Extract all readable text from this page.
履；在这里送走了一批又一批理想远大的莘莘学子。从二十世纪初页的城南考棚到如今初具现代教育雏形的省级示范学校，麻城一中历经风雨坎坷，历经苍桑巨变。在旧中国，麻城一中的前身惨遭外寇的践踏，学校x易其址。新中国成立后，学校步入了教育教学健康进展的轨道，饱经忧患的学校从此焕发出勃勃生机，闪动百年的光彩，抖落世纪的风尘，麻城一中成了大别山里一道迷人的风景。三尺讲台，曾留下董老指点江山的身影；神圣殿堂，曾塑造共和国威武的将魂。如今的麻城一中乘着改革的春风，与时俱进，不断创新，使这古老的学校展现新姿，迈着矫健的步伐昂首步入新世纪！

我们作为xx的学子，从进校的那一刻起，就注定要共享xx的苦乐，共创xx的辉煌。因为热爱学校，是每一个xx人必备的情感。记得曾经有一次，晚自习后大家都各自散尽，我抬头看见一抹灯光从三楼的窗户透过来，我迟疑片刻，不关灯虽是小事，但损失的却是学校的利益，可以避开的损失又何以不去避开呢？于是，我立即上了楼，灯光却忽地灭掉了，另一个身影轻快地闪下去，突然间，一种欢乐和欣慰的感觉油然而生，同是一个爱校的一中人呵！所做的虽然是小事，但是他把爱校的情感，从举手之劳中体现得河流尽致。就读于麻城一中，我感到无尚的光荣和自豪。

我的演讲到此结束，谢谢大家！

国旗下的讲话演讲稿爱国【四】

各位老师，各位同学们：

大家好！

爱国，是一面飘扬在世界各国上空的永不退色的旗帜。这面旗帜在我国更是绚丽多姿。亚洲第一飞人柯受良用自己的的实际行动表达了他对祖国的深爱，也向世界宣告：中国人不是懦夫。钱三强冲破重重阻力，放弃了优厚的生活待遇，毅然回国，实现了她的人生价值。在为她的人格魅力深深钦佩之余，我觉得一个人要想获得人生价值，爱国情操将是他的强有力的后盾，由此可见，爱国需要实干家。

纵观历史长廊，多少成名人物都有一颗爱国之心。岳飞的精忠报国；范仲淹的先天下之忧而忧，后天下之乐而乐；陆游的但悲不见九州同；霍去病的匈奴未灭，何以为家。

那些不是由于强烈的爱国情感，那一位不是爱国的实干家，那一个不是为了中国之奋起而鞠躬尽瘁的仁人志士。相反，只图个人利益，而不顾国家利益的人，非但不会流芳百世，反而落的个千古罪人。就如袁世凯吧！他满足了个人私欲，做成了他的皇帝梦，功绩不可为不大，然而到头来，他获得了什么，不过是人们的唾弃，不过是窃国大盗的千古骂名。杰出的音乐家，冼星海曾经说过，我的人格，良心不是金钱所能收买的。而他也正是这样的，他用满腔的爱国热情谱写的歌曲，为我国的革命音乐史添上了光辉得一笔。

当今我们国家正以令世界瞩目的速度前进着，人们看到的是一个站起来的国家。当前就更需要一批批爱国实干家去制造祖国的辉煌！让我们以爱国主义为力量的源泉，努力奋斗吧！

### YOUR INSTRUCTIONS
Transcribe every record above exactly as it appears.

### SOLUTION
Extract all readable text from this page.
履；在这里送走了一批又一批理想远大的莘莘学子。从二十世纪初页的城南考棚到如今初具现代教育雏形的省级示范学校，麻城一中历经风雨坎坷，历经苍桑巨变。在旧中国，麻城一中的前身惨遭外寇的践踏，学校x易其址。新中国成立后，学校步入了教育教学健康进展的轨道，饱经忧患的学校从此焕发出勃勃生机，闪动百年的光彩，抖落世纪的风尘，麻城一中成了大别山里一道迷人的风景。三尺讲台，曾留下董老指点江山的身影；神圣殿堂，曾塑造共和国威武的将魂。如今的麻城一中乘着改革的春风，与时俱进，不断创新，使这古老的学校展现新姿，迈着矫健的步伐昂首步入新世纪！

我们作为xx的学子，从进校的那一刻起，就注定要共享xx的苦乐，共创xx的辉煌。因为热爱学校，是每一个xx人必备的情感。记得曾经有一次，晚自习后大家都各自散尽，我抬头看见一抹灯光从三楼的窗户透过来，我迟疑片刻，不关灯虽是小事，但损失的却是学校的利益，可以避开的损失又何以不去避开呢？于是，我立即上了楼，灯光却忽地灭掉了，另一个身影轻快地闪下去，突然间，一种欢乐和欣慰的感觉油然而生，同是一个爱校的一中人呵！所做的虽然是小事，但是他把爱校的情感，从举手之劳中体现得河流尽致。就读于麻城一中，我感到无尚的光荣和自豪。

我的演讲到此结束，谢谢大家！

国旗下的讲话演讲稿爱国【四】

各位老师，各位同学们：

大家好！

爱国，是一面飘扬在世界各国上空的永不退色的旗帜。这面旗帜在我国更是绚丽多姿。亚洲第一飞人柯受良用自己的的实际行动表达了他对祖国的深爱，也向世界宣告：中国人不是懦夫。钱三强冲破重重阻力，放弃了优厚的生活待遇，毅然回国，实现了她的人生价值。在为她的人格魅力深深钦佩之余，我觉得一个人要想获得人生价值，爱国情操将是他的强有力的后盾，由此可见，爱国需要实干家。

纵观历史长廊，多少成名人物都有一颗爱国之心。岳飞的精忠报国；范仲淹的先天下之忧而忧，后天下之乐而乐；陆游的但悲不见九州同；霍去病的匈奴未灭，何以为家。

那些不是由于强烈的爱国情感，那一位不是爱国的实干家，那一个不是为了中国之奋起而鞠躬尽瘁的仁人志士。相反，只图个人利益，而不顾国家利益的人，非但不会流芳百世，反而落的个千古罪人。就如袁世凯吧！他满足了个人私欲，做成了他的皇帝梦，功绩不可为不大，然而到头来，他获得了什么，不过是人们的唾弃，不过是窃国大盗的千古骂名。杰出的音乐家，冼星海曾经说过，我的人格，良心不是金钱所能收买的。而他也正是这样的，他用满腔的爱国热情谱写的歌曲，为我国的革命音乐史添上了光辉得一笔。

当今我们国家正以令世界瞩目的速度前进着，人们看到的是一个站起来的国家。当前就更需要一批批爱国实干家去制造祖国的辉煌！让我们以爱国主义为力量的源泉，努力奋斗吧！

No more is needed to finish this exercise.